What the exercise asks
Repeat, exactly and completely, the material that follows. Omit the pictures.

Source material
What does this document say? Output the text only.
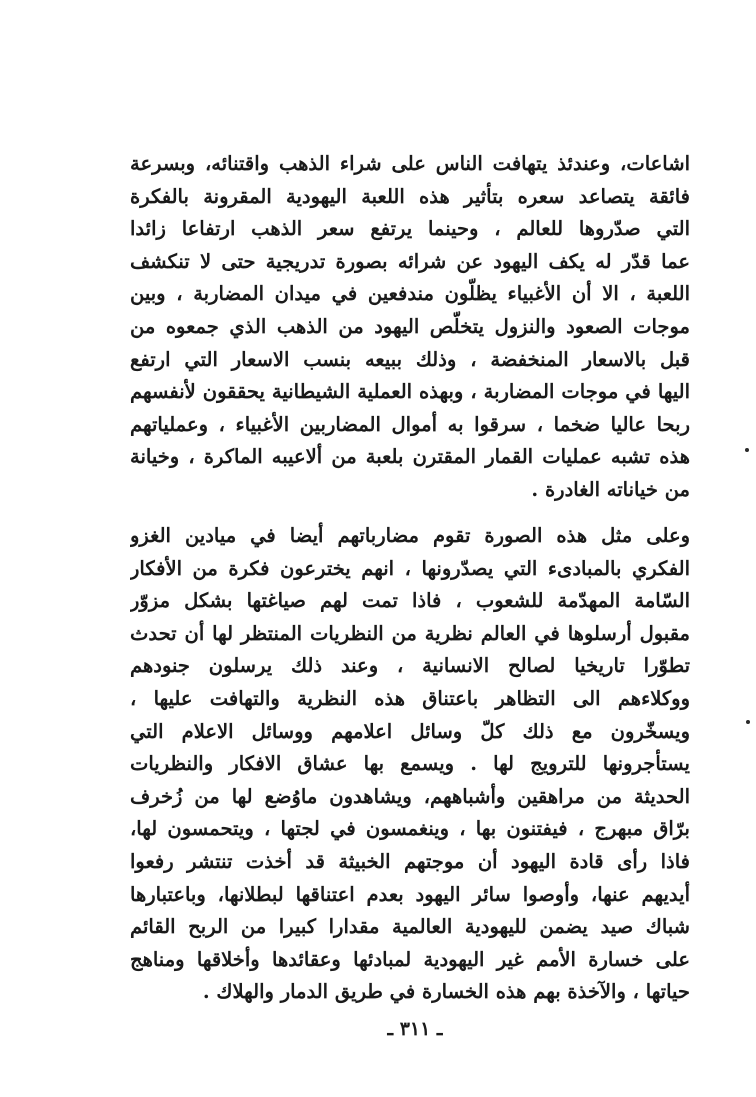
اشاعات، وعندئذ يتهافت الناس على شراء الذهب واقتنائه، وبسرعة
فائقة يتصاعد سعره بتأثير هذه اللعبة اليهودية المقرونة بالفكرة
التي صدّروها للعالم ، وحينما يرتفع سعر الذهب ارتفاعا زائدا
عما قدّر له يكف اليهود عن شرائه بصورة تدريجية حتى لا تنكشف
اللعبة ، الا أن الأغبياء يظلّون مندفعين في ميدان المضاربة ، وبين
موجات الصعود والنزول يتخلّص اليهود من الذهب الذي جمعوه من
قبل بالاسعار المنخفضة ، وذلك ببيعه بنسب الاسعار التي ارتفع
اليها في موجات المضاربة ، وبهذه العملية الشيطانية يحققون لأنفسهم
ربحا عاليا ضخما ، سرقوا به أموال المضاربين الأغبياء ، وعملياتهم
هذه تشبه عمليات القمار المقترن بلعبة من ألاعيبه الماكرة ، وخيانة
من خياناته الغادرة .
وعلى مثل هذه الصورة تقوم مضارباتهم أيضا في ميادين الغزو
الفكري بالمبادىء التي يصدّرونها ، انهم يخترعون فكرة من الأفكار
السّامة المهدّمة للشعوب ، فاذا تمت لهم صياغتها بشكل مزوّر
مقبول أرسلوها في العالم نظرية من النظريات المنتظر لها أن تحدث
تطوّرا تاريخيا لصالح الانسانية ، وعند ذلك يرسلون جنودهم
ووكلاءهم الى التظاهر باعتناق هذه النظرية والتهافت عليها ،
ويسخّرون مع ذلك كلّ وسائل اعلامهم ووسائل الاعلام التي
يستأجرونها للترويج لها . ويسمع بها عشاق الافكار والنظريات
الحديثة من مراهقين وأشباههم، ويشاهدون ماوُضع لها من زُخرف
برّاق مبهرج ، فيفتنون بها ، وينغمسون في لجتها ، ويتحمسون لها،
فاذا رأى قادة اليهود أن موجتهم الخبيثة قد أخذت تنتشر رفعوا
أيديهم عنها، وأوصوا سائر اليهود بعدم اعتناقها لبطلانها، وباعتبارها
شباك صيد يضمن لليهودية العالمية مقدارا كبيرا من الربح القائم
على خسارة الأمم غير اليهودية لمبادئها وعقائدها وأخلاقها ومناهج
حياتها ، والآخذة بهم هذه الخسارة في طريق الدمار والهلاك .
ـ ٣١١ ـ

Answer for the task
What does this document say? Output the text only.
اشاعات، وعندئذ يتهافت الناس على شراء الذهب واقتنائه، وبسرعة
فائقة يتصاعد سعره بتأثير هذه اللعبة اليهودية المقرونة بالفكرة
التي صدّروها للعالم ، وحينما يرتفع سعر الذهب ارتفاعا زائدا
عما قدّر له يكف اليهود عن شرائه بصورة تدريجية حتى لا تنكشف
اللعبة ، الا أن الأغبياء يظلّون مندفعين في ميدان المضاربة ، وبين
موجات الصعود والنزول يتخلّص اليهود من الذهب الذي جمعوه من
قبل بالاسعار المنخفضة ، وذلك ببيعه بنسب الاسعار التي ارتفع
اليها في موجات المضاربة ، وبهذه العملية الشيطانية يحققون لأنفسهم
ربحا عاليا ضخما ، سرقوا به أموال المضاربين الأغبياء ، وعملياتهم
هذه تشبه عمليات القمار المقترن بلعبة من ألاعيبه الماكرة ، وخيانة
من خياناته الغادرة .
وعلى مثل هذه الصورة تقوم مضارباتهم أيضا في ميادين الغزو
الفكري بالمبادىء التي يصدّرونها ، انهم يخترعون فكرة من الأفكار
السّامة المهدّمة للشعوب ، فاذا تمت لهم صياغتها بشكل مزوّر
مقبول أرسلوها في العالم نظرية من النظريات المنتظر لها أن تحدث
تطوّرا تاريخيا لصالح الانسانية ، وعند ذلك يرسلون جنودهم
ووكلاءهم الى التظاهر باعتناق هذه النظرية والتهافت عليها ،
ويسخّرون مع ذلك كلّ وسائل اعلامهم ووسائل الاعلام التي
يستأجرونها للترويج لها . ويسمع بها عشاق الافكار والنظريات
الحديثة من مراهقين وأشباههم، ويشاهدون ماوُضع لها من زُخرف
برّاق مبهرج ، فيفتنون بها ، وينغمسون في لجتها ، ويتحمسون لها،
فاذا رأى قادة اليهود أن موجتهم الخبيثة قد أخذت تنتشر رفعوا
أيديهم عنها، وأوصوا سائر اليهود بعدم اعتناقها لبطلانها، وباعتبارها
شباك صيد يضمن لليهودية العالمية مقدارا كبيرا من الربح القائم
على خسارة الأمم غير اليهودية لمبادئها وعقائدها وأخلاقها ومناهج
حياتها ، والآخذة بهم هذه الخسارة في طريق الدمار والهلاك .
ـ ٣١١ ـ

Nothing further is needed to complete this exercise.